*STATED GOAL*. In the entries below, find every line with "Forecast" and copy it.

*DATA ENTRIES*.
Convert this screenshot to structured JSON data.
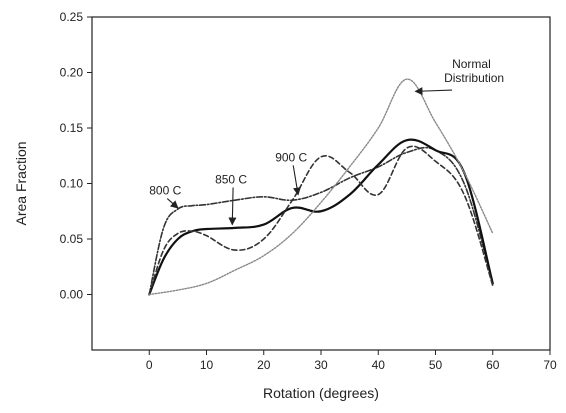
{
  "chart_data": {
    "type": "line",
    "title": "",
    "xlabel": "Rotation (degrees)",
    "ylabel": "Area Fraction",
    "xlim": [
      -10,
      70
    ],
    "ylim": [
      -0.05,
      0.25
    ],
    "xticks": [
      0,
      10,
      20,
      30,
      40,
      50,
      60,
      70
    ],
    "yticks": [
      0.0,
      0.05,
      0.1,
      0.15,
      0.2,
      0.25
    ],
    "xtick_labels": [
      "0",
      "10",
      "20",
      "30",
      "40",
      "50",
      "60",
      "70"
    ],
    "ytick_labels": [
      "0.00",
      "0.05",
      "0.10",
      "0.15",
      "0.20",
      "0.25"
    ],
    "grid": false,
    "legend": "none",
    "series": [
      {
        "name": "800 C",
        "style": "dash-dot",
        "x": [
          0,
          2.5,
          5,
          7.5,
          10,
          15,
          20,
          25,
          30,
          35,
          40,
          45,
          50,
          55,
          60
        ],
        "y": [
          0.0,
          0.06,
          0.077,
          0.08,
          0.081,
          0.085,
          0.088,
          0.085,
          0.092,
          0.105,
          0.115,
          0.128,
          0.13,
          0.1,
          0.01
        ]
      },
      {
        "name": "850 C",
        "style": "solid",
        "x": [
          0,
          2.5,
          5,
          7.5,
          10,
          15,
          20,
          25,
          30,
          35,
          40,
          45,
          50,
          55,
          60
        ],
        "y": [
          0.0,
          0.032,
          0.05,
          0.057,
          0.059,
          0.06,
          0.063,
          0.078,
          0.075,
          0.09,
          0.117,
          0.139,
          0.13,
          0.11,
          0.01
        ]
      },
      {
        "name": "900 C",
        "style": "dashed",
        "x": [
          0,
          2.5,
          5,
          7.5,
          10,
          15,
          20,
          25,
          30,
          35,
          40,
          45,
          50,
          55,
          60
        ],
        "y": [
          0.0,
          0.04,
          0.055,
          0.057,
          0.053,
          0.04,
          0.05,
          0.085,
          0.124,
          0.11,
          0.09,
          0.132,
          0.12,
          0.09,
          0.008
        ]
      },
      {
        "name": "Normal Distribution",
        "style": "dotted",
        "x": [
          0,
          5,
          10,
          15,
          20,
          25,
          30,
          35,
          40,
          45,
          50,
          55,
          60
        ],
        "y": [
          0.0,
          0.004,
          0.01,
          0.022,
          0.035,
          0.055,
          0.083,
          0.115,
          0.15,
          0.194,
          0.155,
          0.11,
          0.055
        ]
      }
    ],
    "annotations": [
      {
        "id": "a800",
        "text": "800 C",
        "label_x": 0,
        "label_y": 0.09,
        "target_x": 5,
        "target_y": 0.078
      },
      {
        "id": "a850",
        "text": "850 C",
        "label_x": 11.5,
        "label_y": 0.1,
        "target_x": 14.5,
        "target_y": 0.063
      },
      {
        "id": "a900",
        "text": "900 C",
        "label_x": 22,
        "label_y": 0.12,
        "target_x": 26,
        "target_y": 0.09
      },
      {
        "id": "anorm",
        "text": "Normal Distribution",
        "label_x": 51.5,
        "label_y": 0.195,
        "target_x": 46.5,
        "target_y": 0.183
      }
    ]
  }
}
---
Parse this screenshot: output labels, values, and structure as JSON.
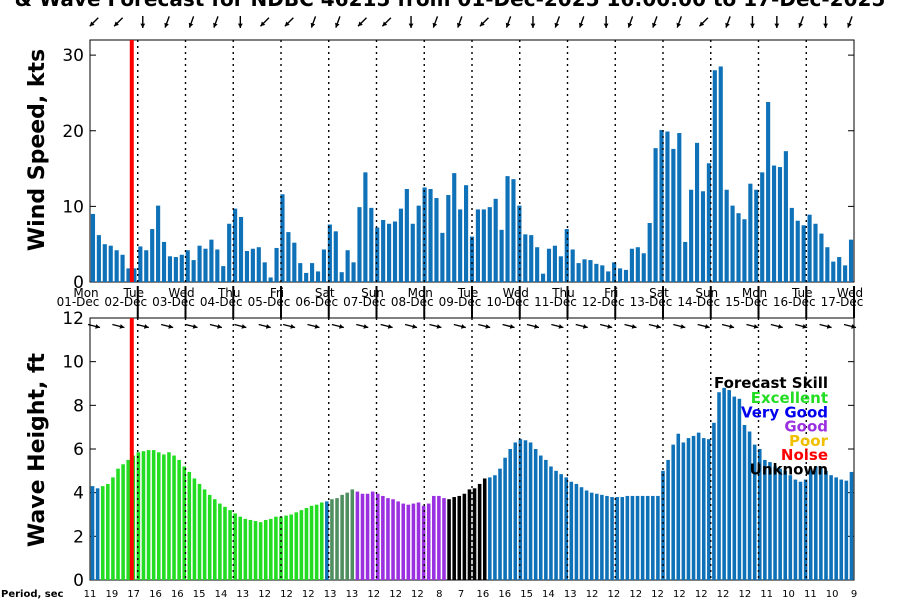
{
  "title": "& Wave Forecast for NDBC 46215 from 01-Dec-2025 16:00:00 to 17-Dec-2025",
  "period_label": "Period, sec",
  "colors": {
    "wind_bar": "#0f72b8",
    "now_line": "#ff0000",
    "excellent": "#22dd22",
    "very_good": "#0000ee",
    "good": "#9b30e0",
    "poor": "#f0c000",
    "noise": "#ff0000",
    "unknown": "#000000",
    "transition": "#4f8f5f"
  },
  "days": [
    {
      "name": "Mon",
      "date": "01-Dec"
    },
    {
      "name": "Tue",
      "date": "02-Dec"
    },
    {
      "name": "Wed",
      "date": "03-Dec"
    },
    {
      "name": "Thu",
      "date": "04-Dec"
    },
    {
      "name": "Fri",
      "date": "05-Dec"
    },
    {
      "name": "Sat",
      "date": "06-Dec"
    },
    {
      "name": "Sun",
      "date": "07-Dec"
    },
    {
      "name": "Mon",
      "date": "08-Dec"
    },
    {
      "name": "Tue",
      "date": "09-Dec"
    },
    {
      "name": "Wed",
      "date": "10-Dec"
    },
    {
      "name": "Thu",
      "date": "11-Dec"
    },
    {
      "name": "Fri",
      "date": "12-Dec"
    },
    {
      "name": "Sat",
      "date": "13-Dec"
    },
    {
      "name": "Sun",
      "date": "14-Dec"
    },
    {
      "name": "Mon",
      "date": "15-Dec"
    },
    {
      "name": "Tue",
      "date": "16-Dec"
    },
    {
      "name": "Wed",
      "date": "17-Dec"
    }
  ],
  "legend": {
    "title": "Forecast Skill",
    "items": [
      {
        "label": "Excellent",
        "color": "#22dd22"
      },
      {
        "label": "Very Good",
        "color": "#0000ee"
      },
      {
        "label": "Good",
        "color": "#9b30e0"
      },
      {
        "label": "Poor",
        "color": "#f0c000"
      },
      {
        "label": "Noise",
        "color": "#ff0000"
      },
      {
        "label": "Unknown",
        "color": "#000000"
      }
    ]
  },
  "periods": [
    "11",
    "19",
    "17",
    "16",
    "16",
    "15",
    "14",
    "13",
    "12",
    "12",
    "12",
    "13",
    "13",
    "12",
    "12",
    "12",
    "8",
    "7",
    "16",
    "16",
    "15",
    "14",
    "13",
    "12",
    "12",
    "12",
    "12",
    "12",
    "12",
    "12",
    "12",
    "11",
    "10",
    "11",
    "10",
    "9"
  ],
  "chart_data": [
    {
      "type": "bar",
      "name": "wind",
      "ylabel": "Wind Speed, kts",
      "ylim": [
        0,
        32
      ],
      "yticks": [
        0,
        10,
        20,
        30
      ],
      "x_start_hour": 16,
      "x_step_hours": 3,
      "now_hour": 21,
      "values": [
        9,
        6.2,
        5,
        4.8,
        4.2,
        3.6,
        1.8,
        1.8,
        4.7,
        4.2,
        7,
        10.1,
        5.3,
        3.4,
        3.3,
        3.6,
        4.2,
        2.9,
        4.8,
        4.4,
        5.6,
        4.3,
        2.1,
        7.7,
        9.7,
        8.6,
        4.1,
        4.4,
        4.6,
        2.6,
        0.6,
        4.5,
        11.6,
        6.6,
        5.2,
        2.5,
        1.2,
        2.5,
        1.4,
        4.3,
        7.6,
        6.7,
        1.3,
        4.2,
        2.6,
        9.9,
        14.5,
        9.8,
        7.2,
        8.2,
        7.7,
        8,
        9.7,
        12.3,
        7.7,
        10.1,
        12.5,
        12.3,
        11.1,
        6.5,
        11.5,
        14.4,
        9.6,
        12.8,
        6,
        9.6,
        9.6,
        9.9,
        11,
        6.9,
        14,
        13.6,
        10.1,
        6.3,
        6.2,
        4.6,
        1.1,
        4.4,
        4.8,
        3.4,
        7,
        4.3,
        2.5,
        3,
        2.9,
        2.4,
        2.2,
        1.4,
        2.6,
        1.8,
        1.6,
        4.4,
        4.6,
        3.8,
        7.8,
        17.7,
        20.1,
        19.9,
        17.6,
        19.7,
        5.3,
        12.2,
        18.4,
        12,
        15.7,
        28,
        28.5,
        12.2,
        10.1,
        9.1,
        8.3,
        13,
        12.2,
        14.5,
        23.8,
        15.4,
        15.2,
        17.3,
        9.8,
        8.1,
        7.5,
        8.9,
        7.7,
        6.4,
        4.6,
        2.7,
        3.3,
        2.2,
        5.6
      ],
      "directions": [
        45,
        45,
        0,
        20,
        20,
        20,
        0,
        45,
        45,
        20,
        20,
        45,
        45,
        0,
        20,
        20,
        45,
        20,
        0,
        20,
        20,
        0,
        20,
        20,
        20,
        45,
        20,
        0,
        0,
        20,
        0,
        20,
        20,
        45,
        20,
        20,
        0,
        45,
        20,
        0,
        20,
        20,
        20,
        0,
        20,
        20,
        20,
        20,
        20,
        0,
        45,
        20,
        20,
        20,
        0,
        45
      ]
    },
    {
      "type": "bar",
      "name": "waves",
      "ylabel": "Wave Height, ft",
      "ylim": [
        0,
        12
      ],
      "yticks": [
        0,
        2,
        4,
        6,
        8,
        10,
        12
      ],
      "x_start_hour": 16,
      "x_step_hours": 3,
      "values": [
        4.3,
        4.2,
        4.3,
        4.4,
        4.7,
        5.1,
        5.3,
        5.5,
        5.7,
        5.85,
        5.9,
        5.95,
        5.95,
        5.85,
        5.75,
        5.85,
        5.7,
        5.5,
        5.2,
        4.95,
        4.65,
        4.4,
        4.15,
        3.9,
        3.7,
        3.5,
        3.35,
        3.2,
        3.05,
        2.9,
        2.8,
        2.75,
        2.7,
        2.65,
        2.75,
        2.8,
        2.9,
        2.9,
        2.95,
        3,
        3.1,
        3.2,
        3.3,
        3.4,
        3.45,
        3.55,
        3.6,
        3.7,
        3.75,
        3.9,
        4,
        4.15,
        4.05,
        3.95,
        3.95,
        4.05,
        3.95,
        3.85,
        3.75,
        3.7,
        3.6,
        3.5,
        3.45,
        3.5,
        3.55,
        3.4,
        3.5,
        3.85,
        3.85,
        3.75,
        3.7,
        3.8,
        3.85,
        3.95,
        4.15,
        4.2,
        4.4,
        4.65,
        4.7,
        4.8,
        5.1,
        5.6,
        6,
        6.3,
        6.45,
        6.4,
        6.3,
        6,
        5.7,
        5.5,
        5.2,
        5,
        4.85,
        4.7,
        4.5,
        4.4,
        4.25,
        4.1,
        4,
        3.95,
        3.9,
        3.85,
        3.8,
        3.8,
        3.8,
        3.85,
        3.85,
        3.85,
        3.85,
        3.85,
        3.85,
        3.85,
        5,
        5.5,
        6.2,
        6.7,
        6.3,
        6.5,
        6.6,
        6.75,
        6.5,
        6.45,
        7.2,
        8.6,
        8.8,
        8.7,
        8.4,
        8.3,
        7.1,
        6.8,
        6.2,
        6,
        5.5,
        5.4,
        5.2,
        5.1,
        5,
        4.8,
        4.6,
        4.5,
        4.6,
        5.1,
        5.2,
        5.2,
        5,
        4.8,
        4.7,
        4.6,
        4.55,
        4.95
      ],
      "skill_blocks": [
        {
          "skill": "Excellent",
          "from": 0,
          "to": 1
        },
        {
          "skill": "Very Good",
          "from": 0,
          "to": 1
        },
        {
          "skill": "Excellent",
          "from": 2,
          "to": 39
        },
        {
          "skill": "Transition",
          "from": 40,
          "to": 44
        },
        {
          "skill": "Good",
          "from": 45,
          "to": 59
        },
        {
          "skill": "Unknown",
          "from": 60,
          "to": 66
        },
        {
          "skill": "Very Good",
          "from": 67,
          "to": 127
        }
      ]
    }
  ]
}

*EXERCISE SOLUTION*.
  "title": "& Wave Forecast for NDBC 46215 from 01-Dec-2025 16:00:00 to 17-Dec-2025",
    "title": "Forecast Skill",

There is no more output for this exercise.